----- 引文
微服务场景下,一个请求可能经过5个服务,没有Trace就是抓瞎。

OpenTelemetry自动埋点

# app/tracing.py
from opentelemetry import trace
from opentelemetry.sdk.trace import TracerProvider
from opentelemetry.sdk.trace.export import BatchSpanProcessor
from opentelemetry.exporter.otlp.proto.grpc.trace_exporter import OTLPSpanExporter
from opentelemetry.instrumentation.fastapi import FastAPIInstrumentation
from opentelemetry.instrumentation.httpx import HTTPXClientInstrumentation
from opentelemetry.instrumentation.sqlalchemy import SQLAlchemyInstrumentation

def setup_tracing(app: FastAPI, service_name: str = "my-service"):
    # 初始化TracerProvider
    trace.set_tracer_provider(TracerProvider(
        resource=Resource.create({"service.name": service_name})
    ))
    
    # 导出到Jaeger/OTLP
    otlp_exporter = OTLPSpanExporter(endpoint="http://jaeger:4317")
    span_processor = BatchSpanProcessor(otlp_exporter)
    trace.get_tracer_provider().add_span_processor(span_processor)
    
    # 自动埋点:FastAPI、httpx、SQLAlchemy
    FastAPIInstrumentation().instrument()
    HTTPXClientInstrumentation().instrument()
    SQLAlchemyInstrumentation().instrument()
    
    # 手动埋点(业务逻辑)
    @app.middleware("http")
    async def add_trace_context(request, call_next):
        tracer = trace.get_tracer(__name__)
        with tracer.start_as_current_span("http_request") as span:
            span.set_attribute("http.method", request.method)
            span.set_attribute("http.url", str(request.url))
            response = await call_next(request)
            span.set_attribute("http.status_code", response.status_code)
----------
### 练习题目 1
请逐字抄写这段关于链路追踪的文字中从“# 自动埋点:FastAPI、httpx、SQLAlchemy”到“response = await call_next(request)”的部分。
### 练习题目 2
在这段关于链路追踪的文字中,OTLPSpanExporter 设置的导出地址是什么?
### 练习题目 3
请接着这段关于链路追踪的文字的最后一行往下续写。
----- 显示信息
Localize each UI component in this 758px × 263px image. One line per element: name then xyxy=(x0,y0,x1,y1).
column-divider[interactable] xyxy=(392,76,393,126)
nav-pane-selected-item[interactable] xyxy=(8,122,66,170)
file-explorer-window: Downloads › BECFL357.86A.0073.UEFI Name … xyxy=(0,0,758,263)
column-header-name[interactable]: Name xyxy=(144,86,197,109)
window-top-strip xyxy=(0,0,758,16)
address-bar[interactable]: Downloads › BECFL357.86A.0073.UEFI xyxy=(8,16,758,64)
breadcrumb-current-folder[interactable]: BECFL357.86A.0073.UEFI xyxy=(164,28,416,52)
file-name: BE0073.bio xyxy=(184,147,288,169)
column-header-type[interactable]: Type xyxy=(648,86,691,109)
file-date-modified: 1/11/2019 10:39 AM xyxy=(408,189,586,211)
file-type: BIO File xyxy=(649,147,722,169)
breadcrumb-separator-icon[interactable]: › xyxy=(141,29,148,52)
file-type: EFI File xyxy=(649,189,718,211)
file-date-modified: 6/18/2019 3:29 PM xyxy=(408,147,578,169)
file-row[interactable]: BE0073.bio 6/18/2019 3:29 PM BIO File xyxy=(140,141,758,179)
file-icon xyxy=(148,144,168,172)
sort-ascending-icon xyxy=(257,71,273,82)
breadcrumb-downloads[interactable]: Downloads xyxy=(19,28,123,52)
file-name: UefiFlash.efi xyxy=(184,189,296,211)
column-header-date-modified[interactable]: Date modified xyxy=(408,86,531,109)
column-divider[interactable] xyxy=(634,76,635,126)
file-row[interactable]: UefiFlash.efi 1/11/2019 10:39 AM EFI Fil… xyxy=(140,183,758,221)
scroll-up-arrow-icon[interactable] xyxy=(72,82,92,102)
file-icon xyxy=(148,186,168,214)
----------
### 参考答案 1
# 自动埋点:FastAPI、httpx、SQLAlchemy
    FastAPIInstrumentation().instrument()
    HTTPXClientInstrumentation().instrument()
    SQLAlchemyInstrumentation().instrument()
    
    # 手动埋点(业务逻辑)
    @app.middleware("http")
    async def add_trace_context(request, call_next):
        tracer = trace.get_tracer(__name__)
        with tracer.start_as_current_span("http_request") as span:
            span.set_attribute("http.method", request.method)
            span.set_attribute("http.url", str(request.url))
            response = await call_next(request)

### 参考答案 2
http://jaeger:4317

### 参考答案 3
            return response

监控大盘:Grafana部署

MonkeyCode生成docker-compose.monitoring.yml

version: '3.8'
services:
  prometheus:
    image: prom/prometheus:latest
    volumes:
      - ./prometheus.yml:/etc/prometheus/prometheus.yml
      - prom_data:/prometheus
    ports: ["9090:9090"]
    command:
      - '--config.file=/etc/prometheus/prometheus.yml'
      - '--storage.tsdb.path=/prometheus'
      
  grafana:
    image: grafana/grafana:latest
    ports: ["3000:3000"]
    environment:
      - GF_SECURITY_ADMIN_PASSWORD=admin
    volumes:
      - grafana_data:/var/lib/grafana
      - ./grafana/dashboards:/etc/grafana/provisioning/dashboards
    depends_on: [prometheus]
    
  jaeger:
    image: jaegertracing/all-in-one:latest
    ports: ["16686:16686", "4317:4317"]  # 4317是OTLP gRPC端口
    environment:
      - COLLECTOR_OTLP_ENABLED=true
      
  node-exporter:
    image: prom/node-exporter:latest
    ports: ["9100:9100"]
    
  cadvisor:
    image: gcr.io/cadvisor/cadvisor:latest
    ports: ["8080:8080"]
    volumes:
      - /:/rootfs:ro
      - /var/run:/var/run:rw
      - /sys:/sys:ro
      - /var/lib/docker:/var/lib/docker:ro

volumes:
  prom_data:
  grafana_data:

Prometheus配置(prometheus.yml):

global:
  scrape_interval: 15s

scrape_configs:
  - job_name: 'my-service'
    static_configs:
      - targets: ['host.docker.internal:8000']  # 你的FastAPI服务
    metrics_path: '/metrics'
    
  - job_name: 'node'
    static_configs:
      - targets: ['node-exporter:9100']

告警规则配置

# prometheus/alerts.yml
groups:
  - name: app_alerts
    rules:
      # 错误率超过5%持续2分钟
      - alert: HighErrorRate
        expr: |
          sum(rate(http_requests_total{status=~"5.."}[2m]))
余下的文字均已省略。